BEGIN

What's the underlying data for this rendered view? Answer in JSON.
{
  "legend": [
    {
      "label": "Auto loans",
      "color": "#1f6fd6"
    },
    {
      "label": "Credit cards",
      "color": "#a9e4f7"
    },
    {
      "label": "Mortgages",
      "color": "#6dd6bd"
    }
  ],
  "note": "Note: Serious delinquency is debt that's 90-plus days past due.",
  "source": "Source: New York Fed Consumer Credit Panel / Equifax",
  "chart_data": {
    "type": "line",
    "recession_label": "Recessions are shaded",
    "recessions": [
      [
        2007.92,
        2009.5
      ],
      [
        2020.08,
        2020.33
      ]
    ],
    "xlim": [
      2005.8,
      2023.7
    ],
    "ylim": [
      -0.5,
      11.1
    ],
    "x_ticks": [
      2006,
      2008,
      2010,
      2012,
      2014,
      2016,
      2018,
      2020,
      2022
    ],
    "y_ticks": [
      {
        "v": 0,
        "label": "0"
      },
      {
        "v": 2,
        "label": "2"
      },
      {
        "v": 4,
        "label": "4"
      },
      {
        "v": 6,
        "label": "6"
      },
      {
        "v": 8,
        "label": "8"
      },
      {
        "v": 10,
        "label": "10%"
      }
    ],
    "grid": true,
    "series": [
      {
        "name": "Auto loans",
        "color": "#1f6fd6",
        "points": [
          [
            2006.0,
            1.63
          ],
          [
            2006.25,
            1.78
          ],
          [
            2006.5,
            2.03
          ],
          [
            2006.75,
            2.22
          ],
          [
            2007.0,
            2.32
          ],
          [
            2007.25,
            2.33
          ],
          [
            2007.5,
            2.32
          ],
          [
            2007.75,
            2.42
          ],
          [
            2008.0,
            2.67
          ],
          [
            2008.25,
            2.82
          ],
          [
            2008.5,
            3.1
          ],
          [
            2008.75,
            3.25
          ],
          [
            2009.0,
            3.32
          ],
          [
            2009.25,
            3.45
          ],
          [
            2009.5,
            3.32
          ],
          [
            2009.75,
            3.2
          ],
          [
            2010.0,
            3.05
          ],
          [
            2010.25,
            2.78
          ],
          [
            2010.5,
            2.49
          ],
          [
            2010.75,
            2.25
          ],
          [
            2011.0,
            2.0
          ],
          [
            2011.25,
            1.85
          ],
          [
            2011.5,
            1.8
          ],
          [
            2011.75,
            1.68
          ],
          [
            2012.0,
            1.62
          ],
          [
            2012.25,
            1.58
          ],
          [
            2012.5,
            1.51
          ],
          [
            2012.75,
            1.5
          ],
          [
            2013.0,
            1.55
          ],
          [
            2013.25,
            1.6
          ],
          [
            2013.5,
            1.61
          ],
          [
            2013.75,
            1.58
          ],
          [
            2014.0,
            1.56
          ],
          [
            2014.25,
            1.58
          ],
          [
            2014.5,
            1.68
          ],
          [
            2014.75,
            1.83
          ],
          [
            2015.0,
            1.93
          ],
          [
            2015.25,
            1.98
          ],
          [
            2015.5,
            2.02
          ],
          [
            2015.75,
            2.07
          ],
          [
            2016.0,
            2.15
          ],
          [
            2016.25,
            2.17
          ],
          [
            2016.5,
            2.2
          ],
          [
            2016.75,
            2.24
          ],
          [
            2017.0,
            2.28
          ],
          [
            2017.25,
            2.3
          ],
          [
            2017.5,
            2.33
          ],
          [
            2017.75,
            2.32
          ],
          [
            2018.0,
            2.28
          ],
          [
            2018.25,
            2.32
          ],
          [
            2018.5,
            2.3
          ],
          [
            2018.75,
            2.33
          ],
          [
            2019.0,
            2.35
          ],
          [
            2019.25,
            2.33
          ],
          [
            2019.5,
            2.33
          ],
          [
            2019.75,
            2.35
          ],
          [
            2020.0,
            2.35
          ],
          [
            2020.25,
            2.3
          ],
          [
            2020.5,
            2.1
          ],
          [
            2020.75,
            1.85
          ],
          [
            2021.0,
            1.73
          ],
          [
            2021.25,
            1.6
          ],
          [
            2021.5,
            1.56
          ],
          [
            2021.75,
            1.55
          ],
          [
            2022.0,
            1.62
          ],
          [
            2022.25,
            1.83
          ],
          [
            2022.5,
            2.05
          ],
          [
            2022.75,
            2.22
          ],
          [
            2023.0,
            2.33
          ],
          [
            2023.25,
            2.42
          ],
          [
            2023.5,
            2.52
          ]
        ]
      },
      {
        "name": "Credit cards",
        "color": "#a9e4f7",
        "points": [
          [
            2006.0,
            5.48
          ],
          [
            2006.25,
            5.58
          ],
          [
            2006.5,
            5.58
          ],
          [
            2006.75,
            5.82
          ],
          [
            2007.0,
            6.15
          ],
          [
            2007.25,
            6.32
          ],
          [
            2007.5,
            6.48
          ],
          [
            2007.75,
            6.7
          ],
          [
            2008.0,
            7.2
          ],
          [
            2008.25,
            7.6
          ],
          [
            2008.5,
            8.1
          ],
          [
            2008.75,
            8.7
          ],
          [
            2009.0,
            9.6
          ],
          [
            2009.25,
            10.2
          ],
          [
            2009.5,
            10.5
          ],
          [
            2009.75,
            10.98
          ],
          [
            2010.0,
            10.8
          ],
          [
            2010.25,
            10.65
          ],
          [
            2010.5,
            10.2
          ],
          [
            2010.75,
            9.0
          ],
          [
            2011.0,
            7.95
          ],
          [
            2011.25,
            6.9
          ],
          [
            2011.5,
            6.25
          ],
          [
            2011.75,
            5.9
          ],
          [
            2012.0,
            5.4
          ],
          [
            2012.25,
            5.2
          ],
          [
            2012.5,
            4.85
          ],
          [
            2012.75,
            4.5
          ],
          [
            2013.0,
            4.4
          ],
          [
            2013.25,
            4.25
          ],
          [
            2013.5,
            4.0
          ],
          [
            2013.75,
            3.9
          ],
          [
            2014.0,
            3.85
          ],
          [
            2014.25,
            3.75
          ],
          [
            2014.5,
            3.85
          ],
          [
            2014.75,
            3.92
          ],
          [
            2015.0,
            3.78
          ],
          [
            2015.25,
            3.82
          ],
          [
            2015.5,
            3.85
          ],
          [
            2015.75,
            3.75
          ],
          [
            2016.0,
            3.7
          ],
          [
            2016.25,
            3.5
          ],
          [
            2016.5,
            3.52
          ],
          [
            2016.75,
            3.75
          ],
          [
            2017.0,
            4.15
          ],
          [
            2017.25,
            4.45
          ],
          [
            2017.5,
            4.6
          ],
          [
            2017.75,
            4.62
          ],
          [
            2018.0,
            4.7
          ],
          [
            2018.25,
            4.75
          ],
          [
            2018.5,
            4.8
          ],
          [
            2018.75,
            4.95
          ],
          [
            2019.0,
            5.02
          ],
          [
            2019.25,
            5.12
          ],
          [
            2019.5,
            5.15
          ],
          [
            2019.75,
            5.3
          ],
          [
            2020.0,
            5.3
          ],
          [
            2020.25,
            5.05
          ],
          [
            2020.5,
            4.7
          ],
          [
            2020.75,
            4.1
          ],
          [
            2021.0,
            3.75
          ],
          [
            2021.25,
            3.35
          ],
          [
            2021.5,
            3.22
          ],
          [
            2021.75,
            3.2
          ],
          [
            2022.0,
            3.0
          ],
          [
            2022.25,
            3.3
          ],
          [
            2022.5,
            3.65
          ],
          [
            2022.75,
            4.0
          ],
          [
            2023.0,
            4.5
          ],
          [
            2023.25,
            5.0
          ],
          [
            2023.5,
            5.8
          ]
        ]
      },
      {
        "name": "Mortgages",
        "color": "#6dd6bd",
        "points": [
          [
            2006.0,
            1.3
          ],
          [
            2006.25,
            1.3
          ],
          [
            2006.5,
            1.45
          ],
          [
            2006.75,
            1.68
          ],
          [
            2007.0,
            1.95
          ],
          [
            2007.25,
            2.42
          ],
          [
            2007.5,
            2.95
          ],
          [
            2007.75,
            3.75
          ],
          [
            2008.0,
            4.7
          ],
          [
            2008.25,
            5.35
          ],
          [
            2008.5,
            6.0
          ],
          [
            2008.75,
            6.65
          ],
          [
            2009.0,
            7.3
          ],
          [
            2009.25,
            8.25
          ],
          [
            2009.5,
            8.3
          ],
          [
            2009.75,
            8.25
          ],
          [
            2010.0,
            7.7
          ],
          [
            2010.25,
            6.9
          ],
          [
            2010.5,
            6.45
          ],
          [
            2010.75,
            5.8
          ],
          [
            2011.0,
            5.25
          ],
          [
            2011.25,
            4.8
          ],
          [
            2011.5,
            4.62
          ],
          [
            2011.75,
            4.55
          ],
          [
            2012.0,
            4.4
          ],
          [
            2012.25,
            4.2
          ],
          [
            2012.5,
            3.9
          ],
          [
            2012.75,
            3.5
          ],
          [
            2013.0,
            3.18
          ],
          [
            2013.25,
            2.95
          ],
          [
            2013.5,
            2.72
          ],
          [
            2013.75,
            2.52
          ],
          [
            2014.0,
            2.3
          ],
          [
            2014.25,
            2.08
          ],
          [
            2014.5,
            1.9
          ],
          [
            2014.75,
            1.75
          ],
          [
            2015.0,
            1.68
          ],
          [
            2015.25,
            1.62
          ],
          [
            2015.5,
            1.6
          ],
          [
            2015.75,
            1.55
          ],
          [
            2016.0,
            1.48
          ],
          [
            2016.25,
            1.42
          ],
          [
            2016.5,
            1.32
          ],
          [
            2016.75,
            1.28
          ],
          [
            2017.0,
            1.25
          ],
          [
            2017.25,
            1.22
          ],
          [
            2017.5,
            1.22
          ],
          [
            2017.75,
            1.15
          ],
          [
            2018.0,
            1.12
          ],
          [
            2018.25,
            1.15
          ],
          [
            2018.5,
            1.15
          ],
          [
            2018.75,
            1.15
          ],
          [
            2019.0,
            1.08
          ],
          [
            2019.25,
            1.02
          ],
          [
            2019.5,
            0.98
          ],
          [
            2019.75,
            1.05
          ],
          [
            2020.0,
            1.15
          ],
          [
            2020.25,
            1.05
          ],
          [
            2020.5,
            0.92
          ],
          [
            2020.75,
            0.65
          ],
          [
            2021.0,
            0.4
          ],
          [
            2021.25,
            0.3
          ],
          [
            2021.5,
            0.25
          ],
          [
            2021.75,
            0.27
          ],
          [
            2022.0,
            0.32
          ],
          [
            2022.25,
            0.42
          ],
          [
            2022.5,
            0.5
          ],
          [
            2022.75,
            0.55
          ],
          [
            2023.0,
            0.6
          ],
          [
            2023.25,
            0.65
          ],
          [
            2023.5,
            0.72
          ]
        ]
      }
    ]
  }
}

END

**Objective:** All lines above containing the string "Credit" are to be collected.

**Answer below:**
      "label": "Credit cards",
  "source": "Source: New York Fed Consumer Credit Panel / Equifax",
        "name": "Credit cards",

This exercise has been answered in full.